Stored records
══════════════════════════════

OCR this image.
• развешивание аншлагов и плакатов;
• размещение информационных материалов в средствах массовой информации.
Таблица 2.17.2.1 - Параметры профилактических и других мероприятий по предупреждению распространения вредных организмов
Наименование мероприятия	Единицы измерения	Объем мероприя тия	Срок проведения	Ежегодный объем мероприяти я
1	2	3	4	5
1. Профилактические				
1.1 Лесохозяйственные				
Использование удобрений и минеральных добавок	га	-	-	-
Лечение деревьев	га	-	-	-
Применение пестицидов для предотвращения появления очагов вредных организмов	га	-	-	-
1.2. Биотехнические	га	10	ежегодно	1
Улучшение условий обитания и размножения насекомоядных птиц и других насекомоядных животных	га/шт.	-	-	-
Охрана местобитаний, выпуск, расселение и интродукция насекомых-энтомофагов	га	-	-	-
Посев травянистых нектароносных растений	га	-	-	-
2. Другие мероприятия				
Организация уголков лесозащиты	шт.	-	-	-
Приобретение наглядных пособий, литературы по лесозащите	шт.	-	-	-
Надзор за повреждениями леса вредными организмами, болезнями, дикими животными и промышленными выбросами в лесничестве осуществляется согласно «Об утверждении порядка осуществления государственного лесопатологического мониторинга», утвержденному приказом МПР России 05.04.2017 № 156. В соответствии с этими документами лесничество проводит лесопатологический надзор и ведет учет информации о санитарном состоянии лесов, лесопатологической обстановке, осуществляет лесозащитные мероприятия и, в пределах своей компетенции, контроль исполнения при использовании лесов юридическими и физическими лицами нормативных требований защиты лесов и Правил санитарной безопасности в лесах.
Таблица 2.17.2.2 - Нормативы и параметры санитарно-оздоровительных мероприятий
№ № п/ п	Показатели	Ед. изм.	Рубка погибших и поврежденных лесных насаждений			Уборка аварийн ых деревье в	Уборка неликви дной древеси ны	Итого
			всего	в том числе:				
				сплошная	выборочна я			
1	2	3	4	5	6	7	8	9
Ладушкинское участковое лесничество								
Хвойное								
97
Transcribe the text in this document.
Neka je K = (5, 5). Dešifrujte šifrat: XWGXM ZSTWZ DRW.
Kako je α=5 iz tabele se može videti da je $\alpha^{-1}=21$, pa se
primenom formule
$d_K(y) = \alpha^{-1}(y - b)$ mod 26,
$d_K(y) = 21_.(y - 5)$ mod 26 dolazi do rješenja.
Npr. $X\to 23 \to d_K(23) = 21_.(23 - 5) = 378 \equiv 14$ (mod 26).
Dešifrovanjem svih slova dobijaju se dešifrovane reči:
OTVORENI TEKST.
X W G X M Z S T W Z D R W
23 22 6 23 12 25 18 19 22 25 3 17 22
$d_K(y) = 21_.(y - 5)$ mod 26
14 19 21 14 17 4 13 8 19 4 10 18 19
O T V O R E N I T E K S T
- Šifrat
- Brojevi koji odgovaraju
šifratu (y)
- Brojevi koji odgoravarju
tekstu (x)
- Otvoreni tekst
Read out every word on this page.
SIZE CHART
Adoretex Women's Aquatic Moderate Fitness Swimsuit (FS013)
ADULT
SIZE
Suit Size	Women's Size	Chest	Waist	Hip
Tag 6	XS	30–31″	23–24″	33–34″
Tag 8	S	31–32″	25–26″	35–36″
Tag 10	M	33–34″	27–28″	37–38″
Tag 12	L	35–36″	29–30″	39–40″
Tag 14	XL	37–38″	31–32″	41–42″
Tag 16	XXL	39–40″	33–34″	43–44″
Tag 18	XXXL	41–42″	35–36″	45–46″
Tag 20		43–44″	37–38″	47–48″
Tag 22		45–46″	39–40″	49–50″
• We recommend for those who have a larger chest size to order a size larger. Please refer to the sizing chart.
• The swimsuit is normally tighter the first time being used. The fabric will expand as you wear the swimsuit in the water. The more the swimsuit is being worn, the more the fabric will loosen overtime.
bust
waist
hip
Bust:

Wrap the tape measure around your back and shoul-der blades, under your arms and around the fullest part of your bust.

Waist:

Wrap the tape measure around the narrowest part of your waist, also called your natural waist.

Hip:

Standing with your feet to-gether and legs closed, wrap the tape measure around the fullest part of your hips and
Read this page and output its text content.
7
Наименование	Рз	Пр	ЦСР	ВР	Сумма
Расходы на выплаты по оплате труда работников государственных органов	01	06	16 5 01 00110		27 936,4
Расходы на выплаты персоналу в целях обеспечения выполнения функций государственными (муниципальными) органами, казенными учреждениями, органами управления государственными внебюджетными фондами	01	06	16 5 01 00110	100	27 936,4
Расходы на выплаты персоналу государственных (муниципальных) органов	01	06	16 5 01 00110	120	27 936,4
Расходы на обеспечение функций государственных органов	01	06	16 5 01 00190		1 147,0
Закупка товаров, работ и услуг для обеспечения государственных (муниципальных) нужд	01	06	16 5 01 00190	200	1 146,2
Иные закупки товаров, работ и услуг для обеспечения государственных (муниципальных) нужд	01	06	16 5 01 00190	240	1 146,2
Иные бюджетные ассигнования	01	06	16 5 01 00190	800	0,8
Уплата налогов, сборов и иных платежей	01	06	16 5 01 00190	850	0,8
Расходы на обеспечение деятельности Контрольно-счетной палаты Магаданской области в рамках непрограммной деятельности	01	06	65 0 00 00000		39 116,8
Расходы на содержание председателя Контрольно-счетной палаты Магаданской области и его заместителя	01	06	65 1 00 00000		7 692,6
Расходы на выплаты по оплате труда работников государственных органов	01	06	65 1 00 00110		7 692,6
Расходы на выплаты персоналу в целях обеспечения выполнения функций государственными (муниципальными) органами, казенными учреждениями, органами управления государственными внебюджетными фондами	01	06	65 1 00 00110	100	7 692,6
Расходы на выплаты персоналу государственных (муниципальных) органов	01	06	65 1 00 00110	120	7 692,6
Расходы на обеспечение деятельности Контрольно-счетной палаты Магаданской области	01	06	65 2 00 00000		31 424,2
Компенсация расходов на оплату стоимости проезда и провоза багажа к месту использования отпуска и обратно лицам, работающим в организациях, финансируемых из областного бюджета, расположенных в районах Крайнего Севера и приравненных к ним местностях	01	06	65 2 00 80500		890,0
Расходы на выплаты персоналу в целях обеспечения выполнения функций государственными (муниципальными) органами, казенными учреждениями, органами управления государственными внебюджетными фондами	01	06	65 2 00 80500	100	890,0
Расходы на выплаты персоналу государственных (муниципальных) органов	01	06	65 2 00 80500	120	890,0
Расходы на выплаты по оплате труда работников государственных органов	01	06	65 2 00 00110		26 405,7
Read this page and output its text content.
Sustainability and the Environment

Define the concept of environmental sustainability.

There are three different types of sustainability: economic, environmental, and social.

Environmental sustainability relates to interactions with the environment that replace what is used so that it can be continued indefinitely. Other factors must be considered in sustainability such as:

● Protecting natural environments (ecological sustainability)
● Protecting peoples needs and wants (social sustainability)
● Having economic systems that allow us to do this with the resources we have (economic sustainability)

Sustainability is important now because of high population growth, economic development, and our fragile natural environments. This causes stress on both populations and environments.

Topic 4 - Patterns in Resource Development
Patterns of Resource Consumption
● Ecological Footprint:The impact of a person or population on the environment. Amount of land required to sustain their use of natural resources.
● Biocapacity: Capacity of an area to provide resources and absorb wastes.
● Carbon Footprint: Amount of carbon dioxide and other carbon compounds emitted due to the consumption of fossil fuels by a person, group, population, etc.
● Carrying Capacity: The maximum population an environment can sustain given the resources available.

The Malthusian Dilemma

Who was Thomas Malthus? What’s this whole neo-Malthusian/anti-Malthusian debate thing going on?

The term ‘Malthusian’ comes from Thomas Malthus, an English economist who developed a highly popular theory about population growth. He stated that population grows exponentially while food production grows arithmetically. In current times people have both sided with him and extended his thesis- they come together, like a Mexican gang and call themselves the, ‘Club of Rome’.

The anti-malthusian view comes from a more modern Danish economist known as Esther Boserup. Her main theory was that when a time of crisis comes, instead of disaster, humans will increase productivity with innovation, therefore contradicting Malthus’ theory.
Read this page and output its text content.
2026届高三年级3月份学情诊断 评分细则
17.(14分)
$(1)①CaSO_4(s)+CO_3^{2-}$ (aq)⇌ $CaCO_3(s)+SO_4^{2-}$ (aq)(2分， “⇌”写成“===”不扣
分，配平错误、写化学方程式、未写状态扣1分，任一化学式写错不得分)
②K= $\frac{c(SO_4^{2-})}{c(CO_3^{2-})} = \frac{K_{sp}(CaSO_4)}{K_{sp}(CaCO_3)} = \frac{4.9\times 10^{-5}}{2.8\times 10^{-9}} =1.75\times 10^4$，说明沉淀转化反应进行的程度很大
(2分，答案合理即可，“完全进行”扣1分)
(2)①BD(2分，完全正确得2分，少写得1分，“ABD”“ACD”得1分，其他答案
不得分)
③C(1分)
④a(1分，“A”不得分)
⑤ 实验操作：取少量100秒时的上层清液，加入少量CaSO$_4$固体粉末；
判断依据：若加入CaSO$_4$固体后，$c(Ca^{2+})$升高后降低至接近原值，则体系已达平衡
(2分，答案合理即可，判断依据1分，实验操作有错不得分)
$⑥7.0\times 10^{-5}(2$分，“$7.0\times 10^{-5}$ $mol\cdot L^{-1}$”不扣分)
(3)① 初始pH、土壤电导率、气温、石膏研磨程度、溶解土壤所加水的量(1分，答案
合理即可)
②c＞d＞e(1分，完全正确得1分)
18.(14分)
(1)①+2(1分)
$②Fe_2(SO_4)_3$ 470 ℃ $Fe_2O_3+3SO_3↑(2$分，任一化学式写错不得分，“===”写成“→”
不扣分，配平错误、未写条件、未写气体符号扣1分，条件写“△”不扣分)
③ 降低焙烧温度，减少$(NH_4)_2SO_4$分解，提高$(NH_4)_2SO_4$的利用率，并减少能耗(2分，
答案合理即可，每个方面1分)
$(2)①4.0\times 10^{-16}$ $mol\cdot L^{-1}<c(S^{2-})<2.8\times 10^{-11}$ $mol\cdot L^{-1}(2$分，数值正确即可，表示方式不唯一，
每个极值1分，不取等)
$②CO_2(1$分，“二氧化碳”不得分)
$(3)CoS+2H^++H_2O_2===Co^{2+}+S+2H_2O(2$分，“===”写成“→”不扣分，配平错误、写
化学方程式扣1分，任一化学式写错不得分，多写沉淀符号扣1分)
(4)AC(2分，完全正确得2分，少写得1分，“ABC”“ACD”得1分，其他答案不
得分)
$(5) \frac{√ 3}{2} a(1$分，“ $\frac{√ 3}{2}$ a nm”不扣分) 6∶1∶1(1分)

══════════════════════════════

◆ What is required
Tally every line of the data that holds the word "答案合理即可" and write the count alone.

◆ Complete output
3